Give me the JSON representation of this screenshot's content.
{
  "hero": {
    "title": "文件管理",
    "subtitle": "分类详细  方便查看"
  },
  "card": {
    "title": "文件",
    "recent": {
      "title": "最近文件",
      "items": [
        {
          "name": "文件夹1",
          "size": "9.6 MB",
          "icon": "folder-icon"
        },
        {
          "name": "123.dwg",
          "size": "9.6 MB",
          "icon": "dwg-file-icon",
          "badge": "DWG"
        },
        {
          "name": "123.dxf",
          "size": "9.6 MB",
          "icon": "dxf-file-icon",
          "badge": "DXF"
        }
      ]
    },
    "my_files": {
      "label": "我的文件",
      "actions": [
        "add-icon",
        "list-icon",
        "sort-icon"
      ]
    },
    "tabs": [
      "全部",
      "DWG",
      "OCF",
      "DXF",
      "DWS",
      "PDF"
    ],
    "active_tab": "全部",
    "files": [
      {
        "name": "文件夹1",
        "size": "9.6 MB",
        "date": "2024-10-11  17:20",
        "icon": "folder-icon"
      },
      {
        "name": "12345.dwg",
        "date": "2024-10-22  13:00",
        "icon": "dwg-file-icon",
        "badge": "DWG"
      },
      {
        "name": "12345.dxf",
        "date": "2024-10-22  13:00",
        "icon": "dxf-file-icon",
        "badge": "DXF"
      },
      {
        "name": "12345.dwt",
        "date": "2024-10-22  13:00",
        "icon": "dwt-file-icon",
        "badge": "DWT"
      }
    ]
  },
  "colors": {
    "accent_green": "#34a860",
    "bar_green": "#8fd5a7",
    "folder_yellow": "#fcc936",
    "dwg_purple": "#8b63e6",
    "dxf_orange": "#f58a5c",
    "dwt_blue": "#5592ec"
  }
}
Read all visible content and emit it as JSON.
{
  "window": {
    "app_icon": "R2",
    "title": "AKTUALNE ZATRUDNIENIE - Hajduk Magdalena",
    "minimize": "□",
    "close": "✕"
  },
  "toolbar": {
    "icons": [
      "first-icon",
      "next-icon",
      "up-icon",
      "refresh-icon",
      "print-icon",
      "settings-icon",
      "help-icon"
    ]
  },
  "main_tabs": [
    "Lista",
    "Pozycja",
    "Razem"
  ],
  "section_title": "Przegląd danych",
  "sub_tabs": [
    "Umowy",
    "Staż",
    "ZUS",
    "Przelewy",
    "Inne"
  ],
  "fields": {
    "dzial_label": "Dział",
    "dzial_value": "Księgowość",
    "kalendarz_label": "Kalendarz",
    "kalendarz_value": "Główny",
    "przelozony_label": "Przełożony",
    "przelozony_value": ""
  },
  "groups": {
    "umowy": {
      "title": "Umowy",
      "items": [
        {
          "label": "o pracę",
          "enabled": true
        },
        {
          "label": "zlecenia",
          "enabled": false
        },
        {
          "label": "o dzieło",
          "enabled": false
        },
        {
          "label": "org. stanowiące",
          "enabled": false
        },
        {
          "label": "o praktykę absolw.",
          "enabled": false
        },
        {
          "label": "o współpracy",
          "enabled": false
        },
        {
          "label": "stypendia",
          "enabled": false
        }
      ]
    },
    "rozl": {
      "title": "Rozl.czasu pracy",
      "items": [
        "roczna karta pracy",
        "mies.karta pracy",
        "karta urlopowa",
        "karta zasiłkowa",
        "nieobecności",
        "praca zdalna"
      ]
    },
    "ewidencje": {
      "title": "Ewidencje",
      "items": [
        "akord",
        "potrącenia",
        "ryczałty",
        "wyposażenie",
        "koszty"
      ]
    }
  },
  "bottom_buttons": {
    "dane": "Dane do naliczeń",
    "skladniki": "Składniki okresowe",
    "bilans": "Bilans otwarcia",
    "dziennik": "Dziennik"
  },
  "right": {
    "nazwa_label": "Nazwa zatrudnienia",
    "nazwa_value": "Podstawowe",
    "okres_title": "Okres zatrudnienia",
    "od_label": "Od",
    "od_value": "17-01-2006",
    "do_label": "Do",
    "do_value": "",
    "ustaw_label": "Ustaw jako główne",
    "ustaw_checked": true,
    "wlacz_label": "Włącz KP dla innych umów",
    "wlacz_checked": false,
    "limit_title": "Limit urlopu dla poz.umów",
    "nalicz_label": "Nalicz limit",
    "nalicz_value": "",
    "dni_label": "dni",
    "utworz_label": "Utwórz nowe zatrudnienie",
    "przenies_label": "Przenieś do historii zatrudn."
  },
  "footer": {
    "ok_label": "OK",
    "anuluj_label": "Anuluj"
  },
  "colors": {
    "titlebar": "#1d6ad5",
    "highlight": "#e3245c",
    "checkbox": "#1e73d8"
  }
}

# # # #

→ **TASK DIRECTIONS**: In the lines above, find each one with "JSON" and list it.

→ **OUTPUT OF THE EXERCISE**:
Give me the JSON representation of this screenshot's content.
Read all visible content and emit it as JSON.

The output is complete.